*Instructions to follow*: Which lines hold the word "setting"? Show each of them.

Start of Given records

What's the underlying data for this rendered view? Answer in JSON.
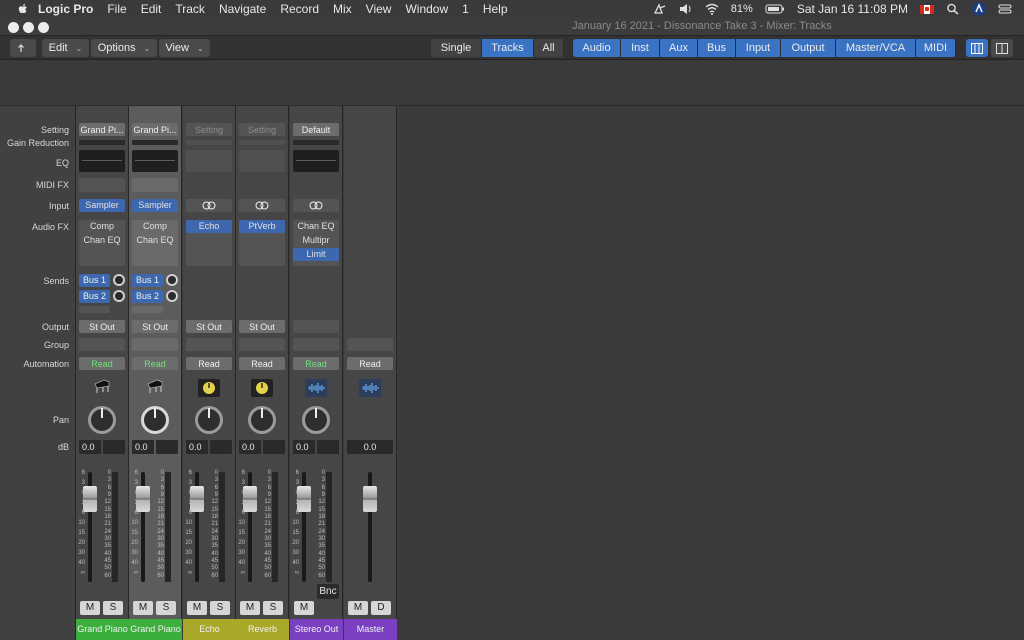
{
  "menubar": {
    "app": "Logic Pro",
    "items": [
      "File",
      "Edit",
      "Track",
      "Navigate",
      "Record",
      "Mix",
      "View",
      "Window",
      "1",
      "Help"
    ],
    "battery": "81%",
    "clock": "Sat Jan 16  11:08 PM"
  },
  "window": {
    "title": "January 16 2021 - Dissonance Take 3 - Mixer: Tracks"
  },
  "toolbar": {
    "edit": "Edit",
    "options": "Options",
    "view": "View",
    "view_modes": [
      "Single",
      "Tracks",
      "All"
    ],
    "selected_mode": "Tracks",
    "filters": [
      "Audio",
      "Inst",
      "Aux",
      "Bus",
      "Input",
      "Output",
      "Master/VCA",
      "MIDI"
    ]
  },
  "row_labels": {
    "setting": "Setting",
    "gain_reduction": "Gain Reduction",
    "eq": "EQ",
    "midi_fx": "MIDI FX",
    "input": "Input",
    "audio_fx": "Audio FX",
    "sends": "Sends",
    "output": "Output",
    "group": "Group",
    "automation": "Automation",
    "pan": "Pan",
    "db": "dB"
  },
  "strips": [
    {
      "name": "Grand Piano",
      "color": "#3cae3c",
      "setting": "Grand Pi...",
      "input": "Sampler",
      "fx": [
        "Comp",
        "Chan EQ"
      ],
      "sends": [
        "Bus 1",
        "Bus 2"
      ],
      "output": "St Out",
      "automation": "Read",
      "db": "0.0",
      "icon": "piano-icon",
      "m": "M",
      "s": "S"
    },
    {
      "name": "Grand Piano",
      "color": "#3cae3c",
      "setting": "Grand Pi...",
      "input": "Sampler",
      "fx": [
        "Comp",
        "Chan EQ"
      ],
      "sends": [
        "Bus 1",
        "Bus 2"
      ],
      "output": "St Out",
      "automation": "Read",
      "db": "0.0",
      "icon": "piano-icon",
      "m": "M",
      "s": "S"
    },
    {
      "name": "Echo",
      "color": "#a8a829",
      "setting": "Setting",
      "input": "",
      "fx": [
        "Echo"
      ],
      "sends": [],
      "output": "St Out",
      "automation": "Read",
      "db": "0.0",
      "icon": "knob-icon",
      "m": "M",
      "s": "S"
    },
    {
      "name": "Reverb",
      "color": "#a8a829",
      "setting": "Setting",
      "input": "",
      "fx": [
        "PtVerb"
      ],
      "sends": [],
      "output": "St Out",
      "automation": "Read",
      "db": "0.0",
      "icon": "knob-icon",
      "m": "M",
      "s": "S"
    },
    {
      "name": "Stereo Out",
      "color": "#7b3fc2",
      "setting": "Default",
      "input": "",
      "fx": [
        "Chan EQ",
        "Multipr",
        "Limit"
      ],
      "sends": [],
      "output": "",
      "automation": "Read",
      "db": "0.0",
      "icon": "waveform-icon",
      "m": "M",
      "s": "",
      "bnc": "Bnc"
    },
    {
      "name": "Master",
      "color": "#7b3fc2",
      "setting": "",
      "input": "",
      "fx": [],
      "sends": [],
      "output": "",
      "automation": "Read",
      "db": "0.0",
      "icon": "waveform-icon",
      "m": "M",
      "s": "D"
    }
  ],
  "fader_scale": [
    "6",
    "3",
    "0",
    "3",
    "6",
    "10",
    "15",
    "20",
    "30",
    "40",
    "∞"
  ],
  "meter_scale": [
    "0",
    "3",
    "6",
    "9",
    "12",
    "15",
    "18",
    "21",
    "24",
    "30",
    "35",
    "40",
    "45",
    "50",
    "60"
  ]
}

End of Given records

*Solution to this problem*:
    "setting": "Setting",
      "setting": "Grand Pi...",
      "setting": "Grand Pi...",
      "setting": "Setting",
      "setting": "Setting",
      "setting": "Default",
      "setting": "",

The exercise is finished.